> [TASK DESCRIPTION]: Filter for the word "внебюджетными" and keep each matching line.

Stored items from a collection:
========================

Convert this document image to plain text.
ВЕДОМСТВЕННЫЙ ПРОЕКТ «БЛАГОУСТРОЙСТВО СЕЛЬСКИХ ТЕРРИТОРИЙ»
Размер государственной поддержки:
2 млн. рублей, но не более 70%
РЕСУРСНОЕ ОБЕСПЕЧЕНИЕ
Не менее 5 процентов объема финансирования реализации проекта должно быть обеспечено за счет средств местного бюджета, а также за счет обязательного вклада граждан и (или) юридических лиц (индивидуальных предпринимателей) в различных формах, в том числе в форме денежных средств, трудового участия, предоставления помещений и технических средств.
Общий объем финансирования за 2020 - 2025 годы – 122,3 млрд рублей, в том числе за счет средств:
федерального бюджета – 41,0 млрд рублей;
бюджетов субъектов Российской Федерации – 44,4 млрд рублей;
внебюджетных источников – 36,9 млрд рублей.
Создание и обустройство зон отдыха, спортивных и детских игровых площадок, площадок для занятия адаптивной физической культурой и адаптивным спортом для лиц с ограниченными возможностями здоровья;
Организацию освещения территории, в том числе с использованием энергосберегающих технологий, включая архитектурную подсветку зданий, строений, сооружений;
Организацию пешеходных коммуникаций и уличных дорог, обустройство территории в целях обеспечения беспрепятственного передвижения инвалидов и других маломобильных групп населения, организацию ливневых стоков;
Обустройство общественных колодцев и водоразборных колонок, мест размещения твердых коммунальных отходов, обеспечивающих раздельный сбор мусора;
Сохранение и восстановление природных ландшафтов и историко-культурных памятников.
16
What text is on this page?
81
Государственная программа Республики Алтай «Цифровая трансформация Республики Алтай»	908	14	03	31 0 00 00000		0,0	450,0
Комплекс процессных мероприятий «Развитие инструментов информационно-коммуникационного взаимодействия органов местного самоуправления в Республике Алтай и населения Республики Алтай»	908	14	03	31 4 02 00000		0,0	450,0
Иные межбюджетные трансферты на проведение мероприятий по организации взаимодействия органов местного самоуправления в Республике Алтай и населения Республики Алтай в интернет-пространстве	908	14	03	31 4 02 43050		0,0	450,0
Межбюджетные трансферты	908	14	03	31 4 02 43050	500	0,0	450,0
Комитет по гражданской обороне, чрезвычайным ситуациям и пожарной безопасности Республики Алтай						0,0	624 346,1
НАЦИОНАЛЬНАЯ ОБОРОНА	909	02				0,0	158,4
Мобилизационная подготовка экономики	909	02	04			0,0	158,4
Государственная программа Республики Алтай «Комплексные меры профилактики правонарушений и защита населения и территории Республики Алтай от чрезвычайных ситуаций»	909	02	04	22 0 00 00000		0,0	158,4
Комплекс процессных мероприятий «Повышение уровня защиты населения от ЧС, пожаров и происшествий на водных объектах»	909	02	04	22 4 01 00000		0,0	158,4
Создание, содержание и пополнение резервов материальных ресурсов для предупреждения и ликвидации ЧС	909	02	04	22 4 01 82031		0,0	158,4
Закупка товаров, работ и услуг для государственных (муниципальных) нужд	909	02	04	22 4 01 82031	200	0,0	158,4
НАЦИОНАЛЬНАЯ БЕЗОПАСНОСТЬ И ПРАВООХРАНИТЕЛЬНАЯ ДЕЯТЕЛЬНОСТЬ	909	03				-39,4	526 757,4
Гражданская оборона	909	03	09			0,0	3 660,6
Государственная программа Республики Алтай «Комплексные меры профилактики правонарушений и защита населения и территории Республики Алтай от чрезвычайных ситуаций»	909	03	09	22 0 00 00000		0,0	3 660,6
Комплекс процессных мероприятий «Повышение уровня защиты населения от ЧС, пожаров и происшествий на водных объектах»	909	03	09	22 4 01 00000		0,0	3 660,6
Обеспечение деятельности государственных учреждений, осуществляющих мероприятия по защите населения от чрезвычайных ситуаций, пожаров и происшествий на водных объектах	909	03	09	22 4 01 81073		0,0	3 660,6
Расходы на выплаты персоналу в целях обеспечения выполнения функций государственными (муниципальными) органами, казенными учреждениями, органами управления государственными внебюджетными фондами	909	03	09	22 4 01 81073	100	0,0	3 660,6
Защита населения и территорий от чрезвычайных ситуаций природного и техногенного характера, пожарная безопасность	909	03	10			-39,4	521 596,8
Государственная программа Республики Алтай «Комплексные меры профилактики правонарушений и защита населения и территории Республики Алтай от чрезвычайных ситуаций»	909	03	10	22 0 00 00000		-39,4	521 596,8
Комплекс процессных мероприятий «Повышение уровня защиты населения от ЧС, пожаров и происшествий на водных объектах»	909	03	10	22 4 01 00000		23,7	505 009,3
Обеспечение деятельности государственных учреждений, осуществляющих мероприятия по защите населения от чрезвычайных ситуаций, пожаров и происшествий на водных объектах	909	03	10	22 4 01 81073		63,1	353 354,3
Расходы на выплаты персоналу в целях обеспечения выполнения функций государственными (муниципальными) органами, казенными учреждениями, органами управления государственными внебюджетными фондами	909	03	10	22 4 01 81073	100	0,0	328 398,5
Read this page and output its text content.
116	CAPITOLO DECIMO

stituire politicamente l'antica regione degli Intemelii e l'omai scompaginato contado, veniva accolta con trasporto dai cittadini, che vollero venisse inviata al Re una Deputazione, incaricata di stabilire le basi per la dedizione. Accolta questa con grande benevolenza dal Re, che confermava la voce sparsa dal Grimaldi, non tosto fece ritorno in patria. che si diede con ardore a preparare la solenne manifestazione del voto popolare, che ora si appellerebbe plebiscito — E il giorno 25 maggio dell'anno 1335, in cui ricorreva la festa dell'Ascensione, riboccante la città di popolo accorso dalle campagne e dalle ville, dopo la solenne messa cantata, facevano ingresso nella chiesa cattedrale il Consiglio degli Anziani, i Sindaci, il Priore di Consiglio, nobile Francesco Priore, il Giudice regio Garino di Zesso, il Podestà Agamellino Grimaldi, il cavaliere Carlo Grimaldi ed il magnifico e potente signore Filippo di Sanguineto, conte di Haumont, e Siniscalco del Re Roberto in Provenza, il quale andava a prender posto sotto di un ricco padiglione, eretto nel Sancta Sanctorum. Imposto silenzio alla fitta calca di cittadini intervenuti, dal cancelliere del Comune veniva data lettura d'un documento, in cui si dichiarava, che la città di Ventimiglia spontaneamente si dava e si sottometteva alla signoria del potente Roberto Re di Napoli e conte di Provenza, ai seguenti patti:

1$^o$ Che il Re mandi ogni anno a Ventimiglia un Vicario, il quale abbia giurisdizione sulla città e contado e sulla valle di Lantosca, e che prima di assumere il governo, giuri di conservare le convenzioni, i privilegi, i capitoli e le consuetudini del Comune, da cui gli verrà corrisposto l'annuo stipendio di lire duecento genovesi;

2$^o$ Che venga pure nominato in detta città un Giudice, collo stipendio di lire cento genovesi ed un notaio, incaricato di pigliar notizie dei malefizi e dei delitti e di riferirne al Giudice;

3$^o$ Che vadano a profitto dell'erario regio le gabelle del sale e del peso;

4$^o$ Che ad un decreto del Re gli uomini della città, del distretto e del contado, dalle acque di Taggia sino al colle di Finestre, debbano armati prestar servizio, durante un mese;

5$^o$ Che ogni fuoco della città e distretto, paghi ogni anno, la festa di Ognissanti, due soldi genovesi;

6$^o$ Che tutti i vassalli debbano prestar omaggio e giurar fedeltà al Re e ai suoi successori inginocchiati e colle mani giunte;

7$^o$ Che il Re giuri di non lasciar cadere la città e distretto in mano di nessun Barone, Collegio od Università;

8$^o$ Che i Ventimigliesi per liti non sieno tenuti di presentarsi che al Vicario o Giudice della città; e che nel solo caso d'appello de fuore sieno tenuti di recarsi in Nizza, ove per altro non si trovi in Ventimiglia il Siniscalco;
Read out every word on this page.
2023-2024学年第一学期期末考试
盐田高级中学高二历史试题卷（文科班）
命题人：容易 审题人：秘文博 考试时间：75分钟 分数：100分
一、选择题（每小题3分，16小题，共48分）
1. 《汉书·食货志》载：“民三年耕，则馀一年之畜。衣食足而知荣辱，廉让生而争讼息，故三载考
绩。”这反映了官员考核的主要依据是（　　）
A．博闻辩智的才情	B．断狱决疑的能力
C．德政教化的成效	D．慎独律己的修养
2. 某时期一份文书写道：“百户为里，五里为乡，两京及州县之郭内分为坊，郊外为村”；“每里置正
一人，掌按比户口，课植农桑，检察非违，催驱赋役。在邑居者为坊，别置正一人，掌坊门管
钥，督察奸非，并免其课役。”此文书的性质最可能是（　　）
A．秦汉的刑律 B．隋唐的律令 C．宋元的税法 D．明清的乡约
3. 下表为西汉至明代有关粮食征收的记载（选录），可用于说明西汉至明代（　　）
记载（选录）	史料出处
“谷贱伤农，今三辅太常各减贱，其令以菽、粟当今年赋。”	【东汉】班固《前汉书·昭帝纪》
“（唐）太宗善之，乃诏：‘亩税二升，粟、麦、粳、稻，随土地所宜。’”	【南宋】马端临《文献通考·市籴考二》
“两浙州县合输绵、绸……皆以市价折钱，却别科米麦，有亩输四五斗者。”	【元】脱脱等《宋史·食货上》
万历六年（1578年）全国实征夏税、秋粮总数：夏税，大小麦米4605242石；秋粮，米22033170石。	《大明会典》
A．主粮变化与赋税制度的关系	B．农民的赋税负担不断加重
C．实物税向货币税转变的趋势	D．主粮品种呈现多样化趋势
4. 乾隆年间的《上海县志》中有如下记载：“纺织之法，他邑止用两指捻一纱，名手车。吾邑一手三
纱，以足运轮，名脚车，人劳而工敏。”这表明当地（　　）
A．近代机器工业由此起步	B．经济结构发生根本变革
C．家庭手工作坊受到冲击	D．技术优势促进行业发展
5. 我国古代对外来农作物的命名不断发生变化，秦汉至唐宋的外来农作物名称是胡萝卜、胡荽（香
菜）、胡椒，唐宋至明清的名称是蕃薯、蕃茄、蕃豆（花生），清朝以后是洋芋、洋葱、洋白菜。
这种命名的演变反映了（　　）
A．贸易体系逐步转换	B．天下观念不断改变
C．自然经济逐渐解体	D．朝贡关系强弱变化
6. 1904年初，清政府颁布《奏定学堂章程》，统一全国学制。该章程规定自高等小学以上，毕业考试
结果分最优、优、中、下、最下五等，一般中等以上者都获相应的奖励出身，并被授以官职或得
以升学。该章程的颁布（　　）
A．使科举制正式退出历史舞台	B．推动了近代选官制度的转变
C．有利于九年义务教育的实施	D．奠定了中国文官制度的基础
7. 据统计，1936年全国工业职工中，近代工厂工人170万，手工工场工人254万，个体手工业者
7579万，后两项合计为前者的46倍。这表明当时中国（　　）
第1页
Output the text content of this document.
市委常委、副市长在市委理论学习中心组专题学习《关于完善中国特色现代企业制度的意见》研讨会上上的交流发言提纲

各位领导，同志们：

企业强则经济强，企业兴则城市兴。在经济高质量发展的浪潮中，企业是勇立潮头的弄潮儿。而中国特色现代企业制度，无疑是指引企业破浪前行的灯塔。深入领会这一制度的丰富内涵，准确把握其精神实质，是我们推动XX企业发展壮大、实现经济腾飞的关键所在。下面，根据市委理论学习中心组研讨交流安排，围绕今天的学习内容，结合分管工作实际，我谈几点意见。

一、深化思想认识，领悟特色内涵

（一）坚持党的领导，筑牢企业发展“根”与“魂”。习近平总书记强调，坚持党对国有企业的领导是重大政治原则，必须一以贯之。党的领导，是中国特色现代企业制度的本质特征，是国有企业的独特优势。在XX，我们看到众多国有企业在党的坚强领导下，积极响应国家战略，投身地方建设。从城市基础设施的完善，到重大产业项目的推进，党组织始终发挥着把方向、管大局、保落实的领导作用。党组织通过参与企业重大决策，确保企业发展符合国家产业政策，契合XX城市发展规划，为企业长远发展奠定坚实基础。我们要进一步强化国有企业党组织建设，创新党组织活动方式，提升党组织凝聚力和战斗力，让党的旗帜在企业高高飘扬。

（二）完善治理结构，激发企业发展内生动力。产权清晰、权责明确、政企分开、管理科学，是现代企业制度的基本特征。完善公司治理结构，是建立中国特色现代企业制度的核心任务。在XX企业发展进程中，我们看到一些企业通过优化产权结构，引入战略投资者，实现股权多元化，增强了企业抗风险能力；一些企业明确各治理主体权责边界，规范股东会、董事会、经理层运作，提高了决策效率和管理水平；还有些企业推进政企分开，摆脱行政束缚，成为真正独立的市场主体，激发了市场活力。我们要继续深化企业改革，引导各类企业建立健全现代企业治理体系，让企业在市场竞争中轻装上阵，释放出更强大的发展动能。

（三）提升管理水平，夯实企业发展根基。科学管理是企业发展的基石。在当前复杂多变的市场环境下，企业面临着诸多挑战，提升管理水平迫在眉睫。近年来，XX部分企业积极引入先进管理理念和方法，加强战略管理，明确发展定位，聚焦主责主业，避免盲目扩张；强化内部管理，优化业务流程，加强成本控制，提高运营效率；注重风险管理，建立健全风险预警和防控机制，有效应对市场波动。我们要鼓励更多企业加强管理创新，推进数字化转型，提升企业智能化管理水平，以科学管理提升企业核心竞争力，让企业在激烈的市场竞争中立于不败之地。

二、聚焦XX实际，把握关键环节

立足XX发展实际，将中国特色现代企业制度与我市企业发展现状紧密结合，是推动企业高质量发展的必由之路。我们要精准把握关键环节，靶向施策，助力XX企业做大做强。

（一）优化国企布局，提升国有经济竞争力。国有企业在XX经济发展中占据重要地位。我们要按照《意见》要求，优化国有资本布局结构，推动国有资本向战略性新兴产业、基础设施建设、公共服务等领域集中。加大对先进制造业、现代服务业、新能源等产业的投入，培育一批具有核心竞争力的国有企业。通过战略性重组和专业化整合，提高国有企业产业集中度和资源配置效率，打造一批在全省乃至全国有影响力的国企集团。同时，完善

========================

> [RESPONSE TO THIS EXERCISE]:
Расходы на выплаты персоналу в целях обеспечения выполнения функций государственными (муниципальными) органами, казенными учреждениями, органами управления государственными внебюджетными фондами	909	03	09	22 4 01 81073	100	0,0	3 660,6
Расходы на выплаты персоналу в целях обеспечения выполнения функций государственными (муниципальными) органами, казенными учреждениями, органами управления государственными внебюджетными фондами	909	03	10	22 4 01 81073	100	0,0	328 398,5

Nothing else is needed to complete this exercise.